(Information given):
....

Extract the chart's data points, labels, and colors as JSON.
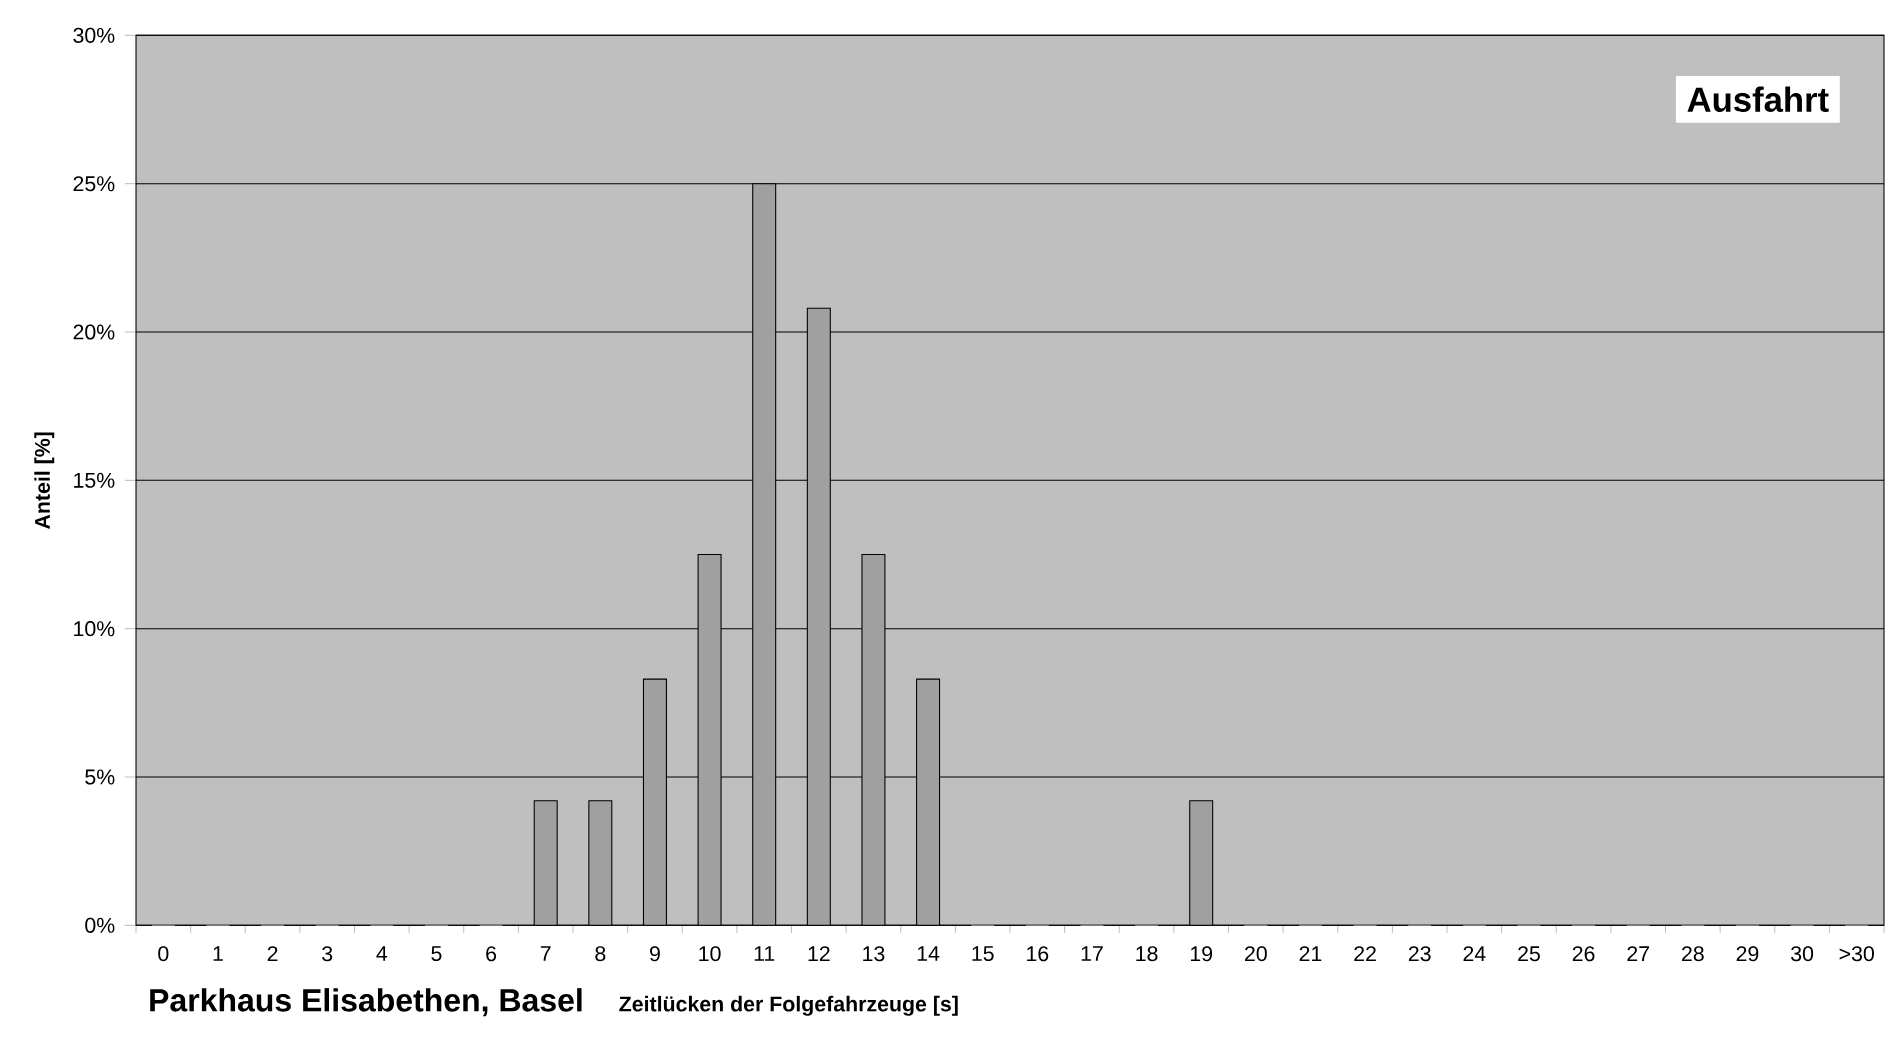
{
  "chart_data": {
    "type": "bar",
    "title": "Parkhaus Elisabethen, Basel",
    "xlabel": "Zeitlücken der Folgefahrzeuge [s]",
    "ylabel": "Anteil [%]",
    "annotations": [
      "Ausfahrt"
    ],
    "categories": [
      "0",
      "1",
      "2",
      "3",
      "4",
      "5",
      "6",
      "7",
      "8",
      "9",
      "10",
      "11",
      "12",
      "13",
      "14",
      "15",
      "16",
      "17",
      "18",
      "19",
      "20",
      "21",
      "22",
      "23",
      "24",
      "25",
      "26",
      "27",
      "28",
      "29",
      "30",
      ">30"
    ],
    "values": [
      0,
      0,
      0,
      0,
      0,
      0,
      0,
      4.2,
      4.2,
      8.3,
      12.5,
      25,
      20.8,
      12.5,
      8.3,
      0,
      0,
      0,
      0,
      4.2,
      0,
      0,
      0,
      0,
      0,
      0,
      0,
      0,
      0,
      0,
      0,
      0
    ],
    "color": "#a0a0a0",
    "ylim": [
      0,
      30
    ],
    "yticks": [
      {
        "value": 0,
        "label": "0%"
      },
      {
        "value": 5,
        "label": "5%"
      },
      {
        "value": 10,
        "label": "10%"
      },
      {
        "value": 15,
        "label": "15%"
      },
      {
        "value": 20,
        "label": "20%"
      },
      {
        "value": 25,
        "label": "25%"
      },
      {
        "value": 30,
        "label": "30%"
      }
    ],
    "grid": "y"
  }
}
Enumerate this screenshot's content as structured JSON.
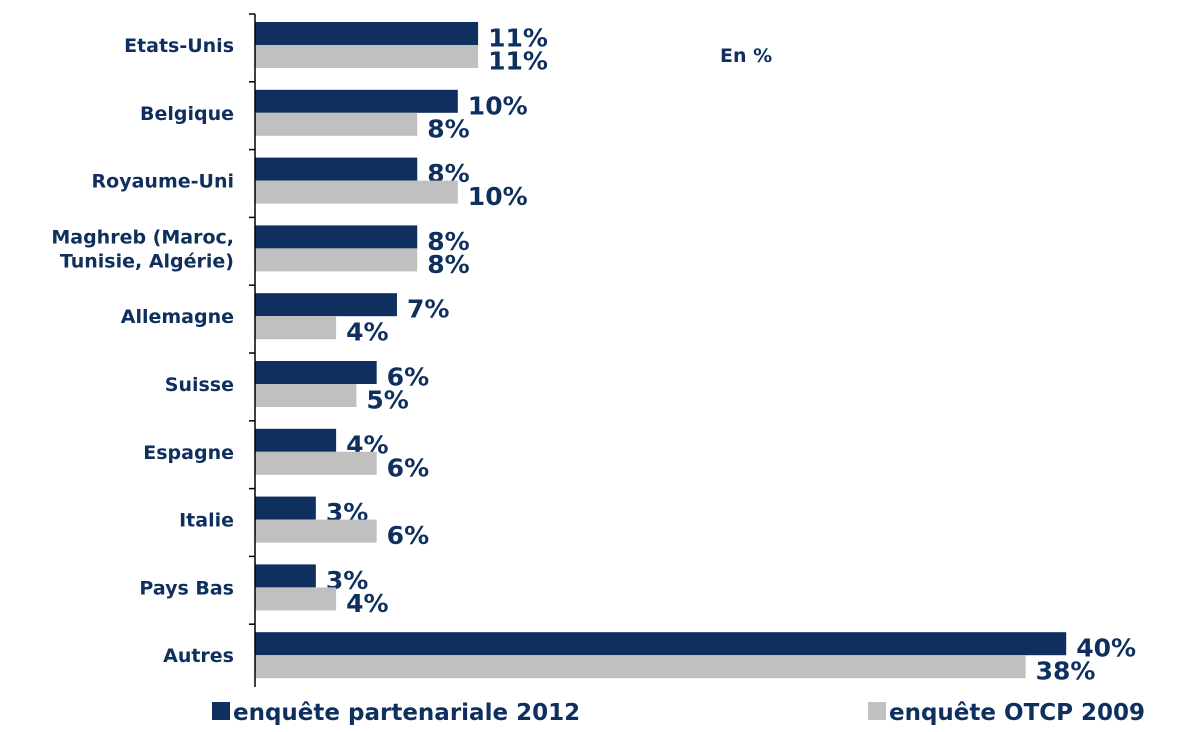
{
  "chart_data": {
    "type": "bar",
    "orientation": "horizontal",
    "unit_note": "En %",
    "categories": [
      "Etats-Unis",
      "Belgique",
      "Royaume-Uni",
      "Maghreb (Maroc, Tunisie, Algérie)",
      "Allemagne",
      "Suisse",
      "Espagne",
      "Italie",
      "Pays Bas",
      "Autres"
    ],
    "category_lines": [
      [
        "Etats-Unis"
      ],
      [
        "Belgique"
      ],
      [
        "Royaume-Uni"
      ],
      [
        "Maghreb (Maroc,",
        "Tunisie, Algérie)"
      ],
      [
        "Allemagne"
      ],
      [
        "Suisse"
      ],
      [
        "Espagne"
      ],
      [
        "Italie"
      ],
      [
        "Pays Bas"
      ],
      [
        "Autres"
      ]
    ],
    "series": [
      {
        "name": "enquête partenariale 2012",
        "color": "#0f2f5e",
        "values": [
          11,
          10,
          8,
          8,
          7,
          6,
          4,
          3,
          3,
          40
        ],
        "labels": [
          "11%",
          "10%",
          "8%",
          "8%",
          "7%",
          "6%",
          "4%",
          "3%",
          "3%",
          "40%"
        ]
      },
      {
        "name": "enquête OTCP 2009",
        "color": "#c0c0c0",
        "values": [
          11,
          8,
          10,
          8,
          4,
          5,
          6,
          6,
          4,
          38
        ],
        "labels": [
          "11%",
          "8%",
          "10%",
          "8%",
          "4%",
          "5%",
          "6%",
          "6%",
          "4%",
          "38%"
        ]
      }
    ],
    "xlim": [
      0,
      40
    ],
    "grid": false,
    "legend_position": "bottom"
  }
}
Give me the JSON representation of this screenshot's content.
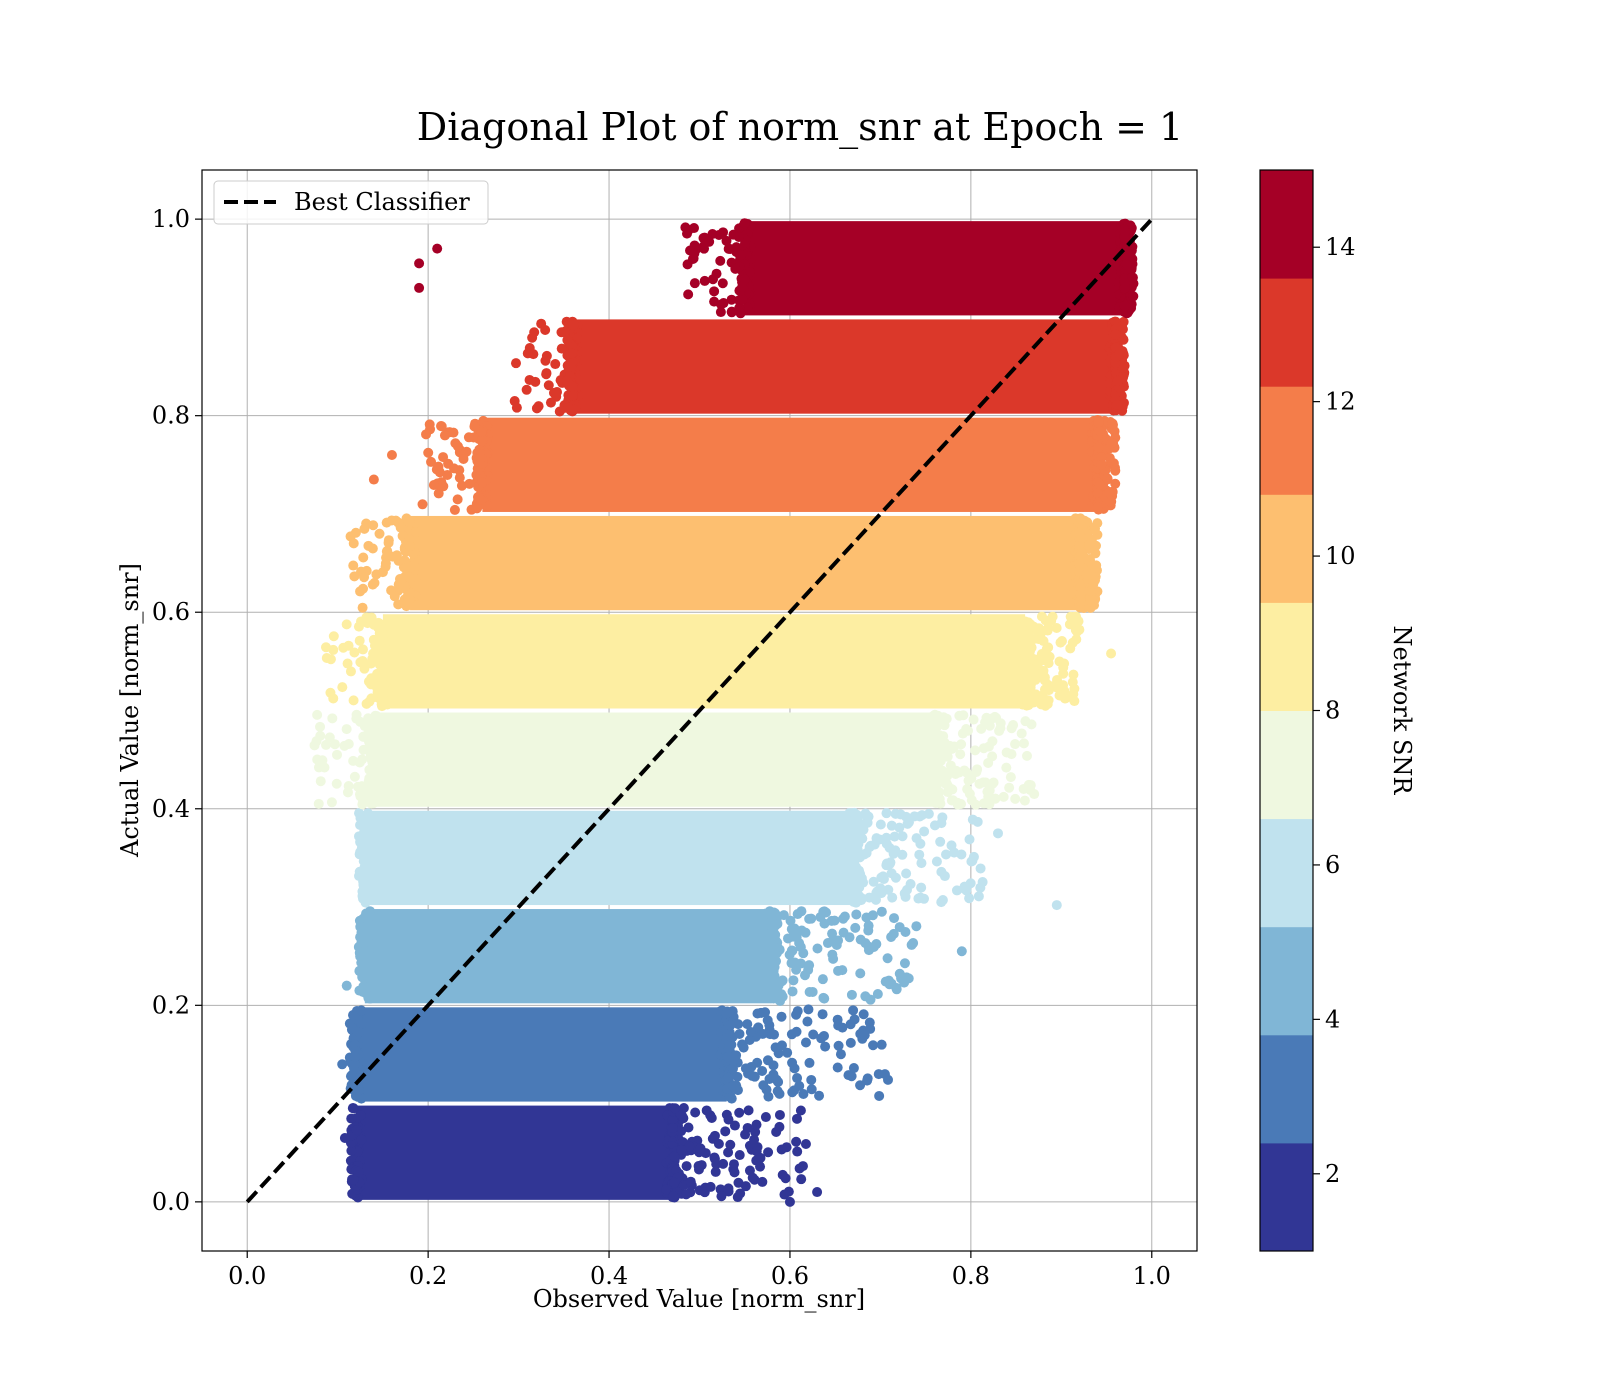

....

(Your goal):
Omitting all images, print the listing exactly.

(Expected output):
Extract the chart's data points, labels, and colors as JSON.
{
  "chart_data": {
    "type": "bar",
    "title": "Parkhaus Elisabethen, Basel",
    "xlabel": "Zeitlücken der Folgefahrzeuge [s]",
    "ylabel": "Anteil [%]",
    "annotations": [
      "Ausfahrt"
    ],
    "categories": [
      "0",
      "1",
      "2",
      "3",
      "4",
      "5",
      "6",
      "7",
      "8",
      "9",
      "10",
      "11",
      "12",
      "13",
      "14",
      "15",
      "16",
      "17",
      "18",
      "19",
      "20",
      "21",
      "22",
      "23",
      "24",
      "25",
      "26",
      "27",
      "28",
      "29",
      "30",
      ">30"
    ],
    "values": [
      0,
      0,
      0,
      0,
      0,
      0,
      0,
      4.2,
      4.2,
      8.3,
      12.5,
      25,
      20.8,
      12.5,
      8.3,
      0,
      0,
      0,
      0,
      4.2,
      0,
      0,
      0,
      0,
      0,
      0,
      0,
      0,
      0,
      0,
      0,
      0
    ],
    "color": "#a0a0a0",
    "ylim": [
      0,
      30
    ],
    "yticks": [
      {
        "value": 0,
        "label": "0%"
      },
      {
        "value": 5,
        "label": "5%"
      },
      {
        "value": 10,
        "label": "10%"
      },
      {
        "value": 15,
        "label": "15%"
      },
      {
        "value": 20,
        "label": "20%"
      },
      {
        "value": 25,
        "label": "25%"
      },
      {
        "value": 30,
        "label": "30%"
      }
    ],
    "grid": "y"
  }
}
Enumerate this screenshot's content as structured JSON.
{
  "chart_data": {
    "type": "bar",
    "orientation": "horizontal",
    "unit_note": "En %",
    "categories": [
      "Etats-Unis",
      "Belgique",
      "Royaume-Uni",
      "Maghreb (Maroc, Tunisie, Algérie)",
      "Allemagne",
      "Suisse",
      "Espagne",
      "Italie",
      "Pays Bas",
      "Autres"
    ],
    "category_lines": [
      [
        "Etats-Unis"
      ],
      [
        "Belgique"
      ],
      [
        "Royaume-Uni"
      ],
      [
        "Maghreb (Maroc,",
        "Tunisie, Algérie)"
      ],
      [
        "Allemagne"
      ],
      [
        "Suisse"
      ],
      [
        "Espagne"
      ],
      [
        "Italie"
      ],
      [
        "Pays Bas"
      ],
      [
        "Autres"
      ]
    ],
    "series": [
      {
        "name": "enquête partenariale 2012",
        "color": "#0f2f5e",
        "values": [
          11,
          10,
          8,
          8,
          7,
          6,
          4,
          3,
          3,
          40
        ],
        "labels": [
          "11%",
          "10%",
          "8%",
          "8%",
          "7%",
          "6%",
          "4%",
          "3%",
          "3%",
          "40%"
        ]
      },
      {
        "name": "enquête OTCP 2009",
        "color": "#c0c0c0",
        "values": [
          11,
          8,
          10,
          8,
          4,
          5,
          6,
          6,
          4,
          38
        ],
        "labels": [
          "11%",
          "8%",
          "10%",
          "8%",
          "4%",
          "5%",
          "6%",
          "6%",
          "4%",
          "38%"
        ]
      }
    ],
    "xlim": [
      0,
      40
    ],
    "grid": false,
    "legend_position": "bottom"
  }
}
Give me the JSON representation of this screenshot's content.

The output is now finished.